[Opening SUPPLIED TEXT section]
I want to find a line that has "new = 0" in it, then search back based on field $4 ([Snapshot1690384351]) in the current line, and find the first line that has field $4 and "last fetch"
Grep or Awk preferred.
Here is what the data looks like:
2013-12-12 12:10:30,117 TRACE [Snapshot1690384351] [com.xxx.xxx] last fetch: Thu Dec 12 11:46:36 CST 2013, Files in root:
...
...
...
2013-12-12 12:12:17,698 DEBUG [Snapshot1690384351] [com.xxx.xxx] /tmp/snapshottmp6158934693853684856.txt diag stats, total = 238439, new = 0
#!/bin/bash
#
#
# check command-line for file
if [ $# -ne 1 ]
then
echo "Usage: ${0##*/} <file>"
exit 1
fi
# store the filename
f=$1
# get current working directory and
# change to it
cwd=$(pwd)
cd $cwd
# retrieve the 4th field of all the lines
# with the 'new = 0' pattern and store in
# an array
declare -a PATTERN
PATTERN=( $(awk '/new = 0/{print $4}' $f) )
# bail if no matches found
if [ ! ${PATTERN[@]} ]
then
echo "No matches found in $f."
exit 1
fi
# iterate the array and find the matching lines
# based on the stored pattern
for p in ${PATTERN[@]}
do
# let's escape the brackets in the pattern
p=$(echo $p | sed 's#\([]/&[]\)#\\\1#g')
# now build the search pattern
srchPattern="$p.*last fetch"
[Closing SUPPLIED TEXT section]
[Opening PROVIDED DATA section]
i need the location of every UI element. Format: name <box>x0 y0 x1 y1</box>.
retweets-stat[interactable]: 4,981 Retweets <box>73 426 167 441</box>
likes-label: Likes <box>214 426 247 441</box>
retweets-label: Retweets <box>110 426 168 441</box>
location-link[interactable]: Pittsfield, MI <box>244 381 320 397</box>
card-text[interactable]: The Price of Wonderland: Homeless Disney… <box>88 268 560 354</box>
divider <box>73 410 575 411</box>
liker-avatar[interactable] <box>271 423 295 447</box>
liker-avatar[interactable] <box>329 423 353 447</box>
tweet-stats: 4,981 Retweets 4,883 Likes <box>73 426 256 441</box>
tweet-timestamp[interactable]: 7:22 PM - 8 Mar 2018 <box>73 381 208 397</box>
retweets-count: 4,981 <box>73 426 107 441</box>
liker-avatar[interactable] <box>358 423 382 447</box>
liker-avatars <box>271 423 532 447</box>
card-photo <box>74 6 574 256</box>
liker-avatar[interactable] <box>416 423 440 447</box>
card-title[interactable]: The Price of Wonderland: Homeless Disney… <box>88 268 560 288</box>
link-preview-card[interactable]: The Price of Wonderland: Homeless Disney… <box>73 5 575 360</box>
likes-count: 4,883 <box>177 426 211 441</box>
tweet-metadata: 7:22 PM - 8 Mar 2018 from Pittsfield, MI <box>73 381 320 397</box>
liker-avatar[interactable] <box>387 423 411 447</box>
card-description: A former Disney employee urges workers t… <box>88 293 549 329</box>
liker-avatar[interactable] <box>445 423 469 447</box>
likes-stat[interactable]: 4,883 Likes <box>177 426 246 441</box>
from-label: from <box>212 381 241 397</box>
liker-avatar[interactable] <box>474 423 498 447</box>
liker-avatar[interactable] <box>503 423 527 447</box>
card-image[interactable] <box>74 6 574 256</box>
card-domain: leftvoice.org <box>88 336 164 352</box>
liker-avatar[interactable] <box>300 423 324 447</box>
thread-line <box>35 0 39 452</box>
[Closing PROVIDED DATA section]
Summarize the log-search post above in two sentences.

The poster wants to find each line containing "new = 0", take its fourth field (such as [Snapshot1690384351]), and search backward for the first line that has that field along with "last fetch", preferably with grep or awk. A bash script follows that checks for a single file argument, uses awk to store the fourth field of every "new = 0" line in an array, exits if none are found, and then loops over those values, escaping their brackets and building a search pattern that ends in "last fetch".